_Extracted information_.
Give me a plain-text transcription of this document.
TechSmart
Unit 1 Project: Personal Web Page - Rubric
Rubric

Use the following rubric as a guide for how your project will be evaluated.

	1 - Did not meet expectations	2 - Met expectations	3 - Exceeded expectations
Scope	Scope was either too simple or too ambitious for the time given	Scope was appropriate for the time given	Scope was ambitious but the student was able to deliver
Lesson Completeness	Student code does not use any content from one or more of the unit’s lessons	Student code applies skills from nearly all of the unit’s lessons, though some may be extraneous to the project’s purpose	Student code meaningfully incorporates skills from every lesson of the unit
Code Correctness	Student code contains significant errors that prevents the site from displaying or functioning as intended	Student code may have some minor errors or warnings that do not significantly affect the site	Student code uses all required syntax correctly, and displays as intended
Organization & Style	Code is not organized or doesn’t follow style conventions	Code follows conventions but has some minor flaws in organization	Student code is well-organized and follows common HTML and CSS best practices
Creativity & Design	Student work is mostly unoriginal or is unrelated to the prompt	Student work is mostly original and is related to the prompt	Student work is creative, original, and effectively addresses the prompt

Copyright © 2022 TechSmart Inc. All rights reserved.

_Given exercise_. Make an exact copy of the records.

_Result of this task_.
Give me a plain-text transcription of this document.
TechSmart
Unit 1 Project: Personal Web Page - Rubric
Rubric

Use the following rubric as a guide for how your project will be evaluated.

	1 - Did not meet expectations	2 - Met expectations	3 - Exceeded expectations
Scope	Scope was either too simple or too ambitious for the time given	Scope was appropriate for the time given	Scope was ambitious but the student was able to deliver
Lesson Completeness	Student code does not use any content from one or more of the unit’s lessons	Student code applies skills from nearly all of the unit’s lessons, though some may be extraneous to the project’s purpose	Student code meaningfully incorporates skills from every lesson of the unit
Code Correctness	Student code contains significant errors that prevents the site from displaying or functioning as intended	Student code may have some minor errors or warnings that do not significantly affect the site	Student code uses all required syntax correctly, and displays as intended
Organization & Style	Code is not organized or doesn’t follow style conventions	Code follows conventions but has some minor flaws in organization	Student code is well-organized and follows common HTML and CSS best practices
Creativity & Design	Student work is mostly unoriginal or is unrelated to the prompt	Student work is mostly original and is related to the prompt	Student work is creative, original, and effectively addresses the prompt

Copyright © 2022 TechSmart Inc. All rights reserved.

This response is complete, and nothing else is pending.